Bottom line is this. After talking to the ARF, I felt hopeful, I felt impassioned, I felt good. I felt like the world was good and we can make a difference and things will work out. I felt empowered. And that is why I think people are drawn to Ayn Rand, because there is an optimism and an energy in the work. That we can make millions and fly planes and create new ideas and be powerful in the world.

Okay, this is my last blog post on Ayn Rand. You know why? Because I’ll be too busy starting up my own business selling my books and making millions of dollars and touching the lives of billions. And flying my own plane. Because in the end, I wanna be Dagny Taggert.

Kisses.

The Ayn Rand School of Parenting and Love-Making

“There are two novels that can change a bookish fourteen-year old’s life: The Lord of the Rings and Atlas Shrugged. One is a childish fantasy that often engenders a lifelong obsession with its unbelievable heroes, leading to an emotionally stunted, socially crippled adulthood, unable to deal with the real world. The other, of course, involves orcs.”
— Paul Krugman, Nobel Prize winning economist

Only two more blogs on Ayn Rand, I promise, that will be it. I love how Ayn Rand polarizes people. Folks either want to bed me for reading it, or they want to crucify me. I have on friend who reads it every year. Another would burn every copy. And to be honest, no one yet has asked me for coitus because I read Atlas Shrugged. It’s called hyperbole, son. Look into it.

(Element location listings)
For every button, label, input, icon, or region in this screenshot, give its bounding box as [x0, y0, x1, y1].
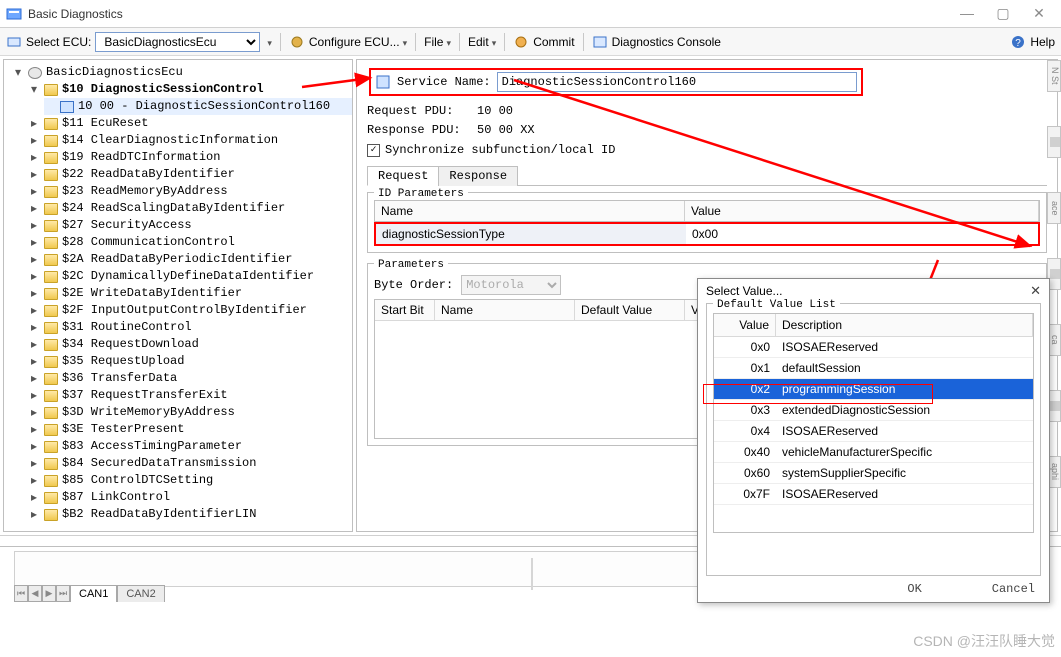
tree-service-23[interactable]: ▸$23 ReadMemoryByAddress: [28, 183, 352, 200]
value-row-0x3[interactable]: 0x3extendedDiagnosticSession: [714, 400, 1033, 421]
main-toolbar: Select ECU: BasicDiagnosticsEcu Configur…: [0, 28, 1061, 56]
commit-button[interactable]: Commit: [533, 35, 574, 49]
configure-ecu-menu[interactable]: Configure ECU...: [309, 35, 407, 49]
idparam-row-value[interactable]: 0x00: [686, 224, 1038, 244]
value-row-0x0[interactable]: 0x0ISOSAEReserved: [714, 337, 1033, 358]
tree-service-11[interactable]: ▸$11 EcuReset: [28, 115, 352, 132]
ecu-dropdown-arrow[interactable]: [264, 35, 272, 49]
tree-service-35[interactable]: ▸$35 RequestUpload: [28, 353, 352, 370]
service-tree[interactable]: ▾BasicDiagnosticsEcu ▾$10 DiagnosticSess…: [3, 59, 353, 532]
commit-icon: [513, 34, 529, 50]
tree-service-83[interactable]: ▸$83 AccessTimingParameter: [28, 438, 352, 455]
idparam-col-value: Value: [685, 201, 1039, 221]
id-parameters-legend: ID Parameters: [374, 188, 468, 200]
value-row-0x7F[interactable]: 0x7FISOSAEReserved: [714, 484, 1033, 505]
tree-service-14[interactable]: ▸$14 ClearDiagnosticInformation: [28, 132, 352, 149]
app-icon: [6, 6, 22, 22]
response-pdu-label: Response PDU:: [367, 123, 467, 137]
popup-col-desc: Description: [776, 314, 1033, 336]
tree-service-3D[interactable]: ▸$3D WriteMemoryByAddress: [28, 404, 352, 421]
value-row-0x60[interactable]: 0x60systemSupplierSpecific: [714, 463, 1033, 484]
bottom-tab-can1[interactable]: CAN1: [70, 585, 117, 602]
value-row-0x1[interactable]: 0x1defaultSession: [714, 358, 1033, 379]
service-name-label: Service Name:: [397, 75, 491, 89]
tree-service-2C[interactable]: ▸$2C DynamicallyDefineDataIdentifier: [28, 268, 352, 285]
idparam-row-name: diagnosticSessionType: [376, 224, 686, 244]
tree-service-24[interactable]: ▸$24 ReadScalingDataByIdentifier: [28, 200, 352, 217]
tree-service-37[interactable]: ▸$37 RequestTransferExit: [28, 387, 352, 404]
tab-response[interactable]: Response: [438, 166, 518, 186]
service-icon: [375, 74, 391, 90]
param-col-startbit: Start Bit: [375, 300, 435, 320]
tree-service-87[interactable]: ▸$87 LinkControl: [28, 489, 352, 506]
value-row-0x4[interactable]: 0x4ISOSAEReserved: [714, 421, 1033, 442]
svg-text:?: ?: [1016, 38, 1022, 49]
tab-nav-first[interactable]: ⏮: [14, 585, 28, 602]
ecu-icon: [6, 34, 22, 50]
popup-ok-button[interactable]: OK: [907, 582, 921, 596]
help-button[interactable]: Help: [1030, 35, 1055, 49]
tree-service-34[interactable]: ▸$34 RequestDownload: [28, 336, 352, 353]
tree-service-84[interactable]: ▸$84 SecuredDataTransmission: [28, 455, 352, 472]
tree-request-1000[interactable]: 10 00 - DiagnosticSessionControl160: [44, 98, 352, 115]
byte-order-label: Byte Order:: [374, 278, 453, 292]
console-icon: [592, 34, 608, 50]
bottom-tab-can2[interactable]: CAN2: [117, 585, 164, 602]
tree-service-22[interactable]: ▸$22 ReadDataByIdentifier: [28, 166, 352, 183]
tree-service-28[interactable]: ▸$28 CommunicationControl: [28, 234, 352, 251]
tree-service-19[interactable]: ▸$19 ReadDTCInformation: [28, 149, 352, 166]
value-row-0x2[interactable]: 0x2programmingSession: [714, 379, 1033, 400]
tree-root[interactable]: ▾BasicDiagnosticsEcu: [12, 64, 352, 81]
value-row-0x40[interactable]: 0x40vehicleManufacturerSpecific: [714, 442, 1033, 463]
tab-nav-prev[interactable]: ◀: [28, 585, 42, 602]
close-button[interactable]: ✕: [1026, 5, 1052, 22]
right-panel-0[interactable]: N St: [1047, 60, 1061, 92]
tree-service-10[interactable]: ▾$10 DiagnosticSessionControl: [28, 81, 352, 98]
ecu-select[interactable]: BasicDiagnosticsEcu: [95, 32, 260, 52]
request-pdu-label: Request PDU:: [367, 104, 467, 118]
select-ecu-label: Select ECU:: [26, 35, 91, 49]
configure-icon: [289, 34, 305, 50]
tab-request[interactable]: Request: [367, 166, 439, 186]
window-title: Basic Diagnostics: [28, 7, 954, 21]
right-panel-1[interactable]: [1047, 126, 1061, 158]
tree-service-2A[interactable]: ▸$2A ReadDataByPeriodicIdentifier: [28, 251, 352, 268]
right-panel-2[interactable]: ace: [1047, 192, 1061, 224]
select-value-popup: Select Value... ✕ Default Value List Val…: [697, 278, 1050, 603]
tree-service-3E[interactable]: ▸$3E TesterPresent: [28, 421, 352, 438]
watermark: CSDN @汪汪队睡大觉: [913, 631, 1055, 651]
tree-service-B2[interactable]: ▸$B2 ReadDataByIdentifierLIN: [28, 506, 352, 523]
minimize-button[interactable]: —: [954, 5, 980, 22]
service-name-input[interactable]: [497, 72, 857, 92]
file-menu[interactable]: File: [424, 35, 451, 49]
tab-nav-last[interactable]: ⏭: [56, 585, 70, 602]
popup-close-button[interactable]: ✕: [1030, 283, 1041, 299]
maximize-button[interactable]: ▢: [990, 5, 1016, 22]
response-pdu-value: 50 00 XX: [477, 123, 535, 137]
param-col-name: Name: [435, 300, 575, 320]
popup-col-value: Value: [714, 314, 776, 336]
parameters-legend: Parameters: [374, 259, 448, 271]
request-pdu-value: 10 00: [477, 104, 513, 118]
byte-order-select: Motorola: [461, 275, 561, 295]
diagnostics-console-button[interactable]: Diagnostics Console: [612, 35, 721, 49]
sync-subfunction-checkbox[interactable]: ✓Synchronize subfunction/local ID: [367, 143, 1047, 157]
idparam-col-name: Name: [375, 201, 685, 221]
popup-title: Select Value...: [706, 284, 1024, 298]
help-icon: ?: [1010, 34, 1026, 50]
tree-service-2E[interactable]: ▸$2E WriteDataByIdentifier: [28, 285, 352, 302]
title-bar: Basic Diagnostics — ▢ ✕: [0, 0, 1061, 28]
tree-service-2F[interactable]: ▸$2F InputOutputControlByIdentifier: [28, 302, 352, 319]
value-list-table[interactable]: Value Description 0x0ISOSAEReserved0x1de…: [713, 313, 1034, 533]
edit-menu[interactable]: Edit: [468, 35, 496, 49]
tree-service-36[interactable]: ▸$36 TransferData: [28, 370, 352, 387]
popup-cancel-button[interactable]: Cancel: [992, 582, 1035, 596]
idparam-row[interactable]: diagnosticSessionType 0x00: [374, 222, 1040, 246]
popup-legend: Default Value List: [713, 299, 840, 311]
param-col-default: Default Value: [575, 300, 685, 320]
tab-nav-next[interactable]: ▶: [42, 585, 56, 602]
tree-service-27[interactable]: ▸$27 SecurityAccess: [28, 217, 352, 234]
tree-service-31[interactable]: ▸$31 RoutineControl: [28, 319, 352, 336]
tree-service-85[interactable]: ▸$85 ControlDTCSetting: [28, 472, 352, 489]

◆ **EXERCISE DESCRIPTION**
Answer these questions about the blog post on Ayn Rand:
1. Which two novels does the quotation say can change a bookish fourteen-year-old's life?
2. To whom is that quotation attributed?
3. Which character does the writer say they want to be in the end?

◆ **RESULT**
1. The Lord of the Rings and Atlas Shrugged.
2. Paul Krugman, Nobel Prize winning economist.
3. Dagny Taggert.